### Records to process
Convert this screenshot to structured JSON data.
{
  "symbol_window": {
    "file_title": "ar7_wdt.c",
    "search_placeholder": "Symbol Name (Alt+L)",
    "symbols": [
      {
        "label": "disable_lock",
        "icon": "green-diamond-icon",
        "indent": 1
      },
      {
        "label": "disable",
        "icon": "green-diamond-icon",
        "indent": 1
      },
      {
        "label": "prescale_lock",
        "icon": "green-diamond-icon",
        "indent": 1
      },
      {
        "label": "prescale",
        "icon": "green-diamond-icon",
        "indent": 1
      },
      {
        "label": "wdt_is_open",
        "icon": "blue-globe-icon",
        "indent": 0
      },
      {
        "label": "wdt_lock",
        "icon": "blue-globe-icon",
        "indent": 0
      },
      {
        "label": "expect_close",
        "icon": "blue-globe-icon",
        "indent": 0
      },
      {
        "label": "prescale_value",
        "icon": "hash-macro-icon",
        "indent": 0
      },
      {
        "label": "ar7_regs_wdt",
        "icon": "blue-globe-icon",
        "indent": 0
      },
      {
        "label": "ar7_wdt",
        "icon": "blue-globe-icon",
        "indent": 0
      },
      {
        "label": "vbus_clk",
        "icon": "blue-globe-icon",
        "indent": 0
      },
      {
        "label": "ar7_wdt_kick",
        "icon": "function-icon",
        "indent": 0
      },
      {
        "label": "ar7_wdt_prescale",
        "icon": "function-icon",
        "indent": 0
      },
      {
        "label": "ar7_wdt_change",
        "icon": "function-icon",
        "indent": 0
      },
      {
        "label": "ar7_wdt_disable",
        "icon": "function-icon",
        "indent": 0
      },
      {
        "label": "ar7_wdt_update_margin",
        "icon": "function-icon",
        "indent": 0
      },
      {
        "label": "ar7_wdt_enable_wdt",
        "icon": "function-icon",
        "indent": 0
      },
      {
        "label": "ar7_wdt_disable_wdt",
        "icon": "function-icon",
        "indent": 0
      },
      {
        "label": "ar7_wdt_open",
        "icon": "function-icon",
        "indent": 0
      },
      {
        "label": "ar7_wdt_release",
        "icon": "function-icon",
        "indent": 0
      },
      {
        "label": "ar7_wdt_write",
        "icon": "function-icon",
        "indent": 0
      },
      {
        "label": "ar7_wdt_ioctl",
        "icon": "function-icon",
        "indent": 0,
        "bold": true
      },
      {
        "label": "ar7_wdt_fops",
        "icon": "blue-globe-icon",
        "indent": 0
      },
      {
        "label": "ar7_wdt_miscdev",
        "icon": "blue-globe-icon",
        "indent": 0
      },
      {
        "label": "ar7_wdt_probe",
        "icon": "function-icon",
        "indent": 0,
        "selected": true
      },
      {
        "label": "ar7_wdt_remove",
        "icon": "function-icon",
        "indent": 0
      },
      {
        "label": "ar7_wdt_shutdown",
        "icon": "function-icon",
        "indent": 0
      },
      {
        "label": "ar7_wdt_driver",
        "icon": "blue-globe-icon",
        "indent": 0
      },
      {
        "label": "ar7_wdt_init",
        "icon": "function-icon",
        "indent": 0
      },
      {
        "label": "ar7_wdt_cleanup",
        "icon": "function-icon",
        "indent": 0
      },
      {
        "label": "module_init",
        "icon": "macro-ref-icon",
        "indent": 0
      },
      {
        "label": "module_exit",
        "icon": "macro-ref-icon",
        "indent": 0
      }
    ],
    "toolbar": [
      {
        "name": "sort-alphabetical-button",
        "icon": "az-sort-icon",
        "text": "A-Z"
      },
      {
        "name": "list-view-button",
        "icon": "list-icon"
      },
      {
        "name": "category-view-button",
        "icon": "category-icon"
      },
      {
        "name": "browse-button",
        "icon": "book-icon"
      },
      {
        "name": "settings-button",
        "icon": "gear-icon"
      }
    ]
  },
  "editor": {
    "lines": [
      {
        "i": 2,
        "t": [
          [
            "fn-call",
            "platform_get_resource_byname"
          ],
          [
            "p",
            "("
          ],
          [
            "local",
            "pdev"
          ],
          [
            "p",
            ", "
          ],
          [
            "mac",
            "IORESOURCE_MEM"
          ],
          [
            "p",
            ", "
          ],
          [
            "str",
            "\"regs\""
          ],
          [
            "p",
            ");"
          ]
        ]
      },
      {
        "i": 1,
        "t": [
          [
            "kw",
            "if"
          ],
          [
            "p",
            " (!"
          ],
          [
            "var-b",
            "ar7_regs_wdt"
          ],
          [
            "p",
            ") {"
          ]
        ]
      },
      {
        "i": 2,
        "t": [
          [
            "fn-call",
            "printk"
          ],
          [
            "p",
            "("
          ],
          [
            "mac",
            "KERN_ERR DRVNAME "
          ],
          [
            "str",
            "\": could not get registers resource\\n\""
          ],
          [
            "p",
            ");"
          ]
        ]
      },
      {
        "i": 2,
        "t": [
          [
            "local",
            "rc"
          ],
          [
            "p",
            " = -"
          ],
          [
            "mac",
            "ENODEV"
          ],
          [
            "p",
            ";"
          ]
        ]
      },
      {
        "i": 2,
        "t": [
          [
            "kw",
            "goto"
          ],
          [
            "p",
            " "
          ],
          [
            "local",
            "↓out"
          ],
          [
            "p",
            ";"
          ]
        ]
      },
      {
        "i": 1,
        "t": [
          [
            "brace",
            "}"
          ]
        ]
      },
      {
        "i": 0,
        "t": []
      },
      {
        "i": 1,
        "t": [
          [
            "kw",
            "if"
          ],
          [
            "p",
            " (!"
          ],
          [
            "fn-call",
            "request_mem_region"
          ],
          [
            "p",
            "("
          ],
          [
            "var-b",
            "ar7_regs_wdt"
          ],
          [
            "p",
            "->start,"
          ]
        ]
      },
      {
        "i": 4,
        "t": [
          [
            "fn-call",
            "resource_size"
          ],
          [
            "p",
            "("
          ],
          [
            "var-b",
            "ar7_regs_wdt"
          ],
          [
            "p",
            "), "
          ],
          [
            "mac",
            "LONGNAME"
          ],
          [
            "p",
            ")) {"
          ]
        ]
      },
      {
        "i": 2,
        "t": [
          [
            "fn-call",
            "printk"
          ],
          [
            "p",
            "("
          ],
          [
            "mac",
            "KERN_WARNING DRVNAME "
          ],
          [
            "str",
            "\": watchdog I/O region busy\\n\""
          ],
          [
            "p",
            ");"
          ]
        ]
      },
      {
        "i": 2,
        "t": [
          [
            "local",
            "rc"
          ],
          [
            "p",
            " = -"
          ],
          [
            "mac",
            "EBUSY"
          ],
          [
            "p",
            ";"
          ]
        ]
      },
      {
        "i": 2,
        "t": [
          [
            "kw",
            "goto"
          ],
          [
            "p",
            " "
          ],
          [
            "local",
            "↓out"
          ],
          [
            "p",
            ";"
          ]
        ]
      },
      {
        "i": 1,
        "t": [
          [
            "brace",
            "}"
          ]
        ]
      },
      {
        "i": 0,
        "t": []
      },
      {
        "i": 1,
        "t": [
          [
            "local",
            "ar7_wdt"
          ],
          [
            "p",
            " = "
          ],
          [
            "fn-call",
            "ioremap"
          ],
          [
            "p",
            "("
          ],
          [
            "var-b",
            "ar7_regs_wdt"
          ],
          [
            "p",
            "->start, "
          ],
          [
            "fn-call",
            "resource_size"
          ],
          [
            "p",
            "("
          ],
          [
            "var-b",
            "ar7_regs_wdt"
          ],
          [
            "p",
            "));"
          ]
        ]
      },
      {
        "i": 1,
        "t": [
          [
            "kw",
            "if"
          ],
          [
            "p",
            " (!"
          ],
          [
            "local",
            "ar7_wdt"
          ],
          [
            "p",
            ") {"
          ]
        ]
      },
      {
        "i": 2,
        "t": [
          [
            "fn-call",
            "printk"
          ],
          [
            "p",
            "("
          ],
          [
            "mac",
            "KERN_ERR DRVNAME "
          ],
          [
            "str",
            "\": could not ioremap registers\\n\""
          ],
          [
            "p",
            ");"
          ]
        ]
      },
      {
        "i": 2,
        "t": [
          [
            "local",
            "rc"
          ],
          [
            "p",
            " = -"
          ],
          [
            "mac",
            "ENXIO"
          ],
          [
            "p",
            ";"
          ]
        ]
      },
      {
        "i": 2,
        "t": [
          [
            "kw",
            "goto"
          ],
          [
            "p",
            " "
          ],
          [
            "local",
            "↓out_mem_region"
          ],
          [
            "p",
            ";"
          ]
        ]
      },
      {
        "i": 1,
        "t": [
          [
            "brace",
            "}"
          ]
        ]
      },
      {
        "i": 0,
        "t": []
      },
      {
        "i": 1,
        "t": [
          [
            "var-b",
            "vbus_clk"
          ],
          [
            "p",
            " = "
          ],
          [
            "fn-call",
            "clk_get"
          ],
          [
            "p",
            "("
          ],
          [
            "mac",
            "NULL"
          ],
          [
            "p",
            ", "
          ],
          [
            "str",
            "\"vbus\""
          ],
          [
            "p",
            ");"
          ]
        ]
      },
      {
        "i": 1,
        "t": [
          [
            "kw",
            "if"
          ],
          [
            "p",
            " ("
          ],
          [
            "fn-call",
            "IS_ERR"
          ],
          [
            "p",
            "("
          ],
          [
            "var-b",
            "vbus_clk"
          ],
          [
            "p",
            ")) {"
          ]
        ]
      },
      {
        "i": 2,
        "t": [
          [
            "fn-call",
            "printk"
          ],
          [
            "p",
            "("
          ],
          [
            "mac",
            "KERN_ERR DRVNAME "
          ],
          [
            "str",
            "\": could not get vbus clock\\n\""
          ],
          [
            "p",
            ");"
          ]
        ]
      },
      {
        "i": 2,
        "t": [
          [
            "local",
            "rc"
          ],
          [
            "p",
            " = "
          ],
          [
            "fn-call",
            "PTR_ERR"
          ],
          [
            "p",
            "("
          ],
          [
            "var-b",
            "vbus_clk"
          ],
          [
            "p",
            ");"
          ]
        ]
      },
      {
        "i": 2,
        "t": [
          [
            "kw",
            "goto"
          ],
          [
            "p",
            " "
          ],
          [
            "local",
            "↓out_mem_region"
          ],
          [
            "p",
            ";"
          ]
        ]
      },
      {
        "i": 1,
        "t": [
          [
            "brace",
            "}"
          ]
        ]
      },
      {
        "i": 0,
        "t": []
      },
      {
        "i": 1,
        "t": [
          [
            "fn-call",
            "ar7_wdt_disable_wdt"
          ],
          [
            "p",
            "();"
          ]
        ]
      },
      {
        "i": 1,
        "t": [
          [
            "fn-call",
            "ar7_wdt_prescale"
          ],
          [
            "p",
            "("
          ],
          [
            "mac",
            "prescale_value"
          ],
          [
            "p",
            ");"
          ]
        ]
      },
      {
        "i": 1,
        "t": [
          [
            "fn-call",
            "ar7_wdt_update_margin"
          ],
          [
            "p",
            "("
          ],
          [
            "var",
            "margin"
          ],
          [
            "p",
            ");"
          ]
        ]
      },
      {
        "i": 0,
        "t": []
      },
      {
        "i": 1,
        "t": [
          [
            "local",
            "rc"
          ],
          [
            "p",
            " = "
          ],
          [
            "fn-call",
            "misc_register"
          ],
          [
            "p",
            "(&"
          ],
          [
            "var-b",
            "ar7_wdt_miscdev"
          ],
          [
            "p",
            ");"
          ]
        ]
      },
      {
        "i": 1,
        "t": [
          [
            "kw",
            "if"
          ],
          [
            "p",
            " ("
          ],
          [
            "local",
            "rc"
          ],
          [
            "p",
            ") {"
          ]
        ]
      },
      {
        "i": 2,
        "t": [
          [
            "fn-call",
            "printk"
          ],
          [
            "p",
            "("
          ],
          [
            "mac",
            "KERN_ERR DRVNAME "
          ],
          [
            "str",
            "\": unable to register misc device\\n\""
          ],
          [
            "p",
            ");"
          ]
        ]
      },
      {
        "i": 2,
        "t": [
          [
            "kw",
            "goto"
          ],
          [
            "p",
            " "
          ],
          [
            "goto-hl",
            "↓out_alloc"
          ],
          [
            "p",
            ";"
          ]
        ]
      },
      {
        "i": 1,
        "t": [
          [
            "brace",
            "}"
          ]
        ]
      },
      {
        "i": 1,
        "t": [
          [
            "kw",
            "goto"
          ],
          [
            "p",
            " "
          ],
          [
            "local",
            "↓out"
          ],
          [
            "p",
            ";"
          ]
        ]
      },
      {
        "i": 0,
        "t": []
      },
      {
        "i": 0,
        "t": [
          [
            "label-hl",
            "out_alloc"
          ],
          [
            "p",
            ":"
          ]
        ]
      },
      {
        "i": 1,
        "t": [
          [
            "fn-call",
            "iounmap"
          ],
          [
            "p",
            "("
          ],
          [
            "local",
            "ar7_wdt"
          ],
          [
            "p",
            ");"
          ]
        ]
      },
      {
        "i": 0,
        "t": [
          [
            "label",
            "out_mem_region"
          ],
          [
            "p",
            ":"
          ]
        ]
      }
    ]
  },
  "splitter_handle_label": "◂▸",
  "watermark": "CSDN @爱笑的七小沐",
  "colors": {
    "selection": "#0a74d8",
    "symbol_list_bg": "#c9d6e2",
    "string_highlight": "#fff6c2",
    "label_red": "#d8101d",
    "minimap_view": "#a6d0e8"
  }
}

### Given problem
Search the records for the word "registers". Copy every line that has it.

### Finished answer
            "\": could not get registers resource\\n\""
            "\": could not ioremap registers\\n\""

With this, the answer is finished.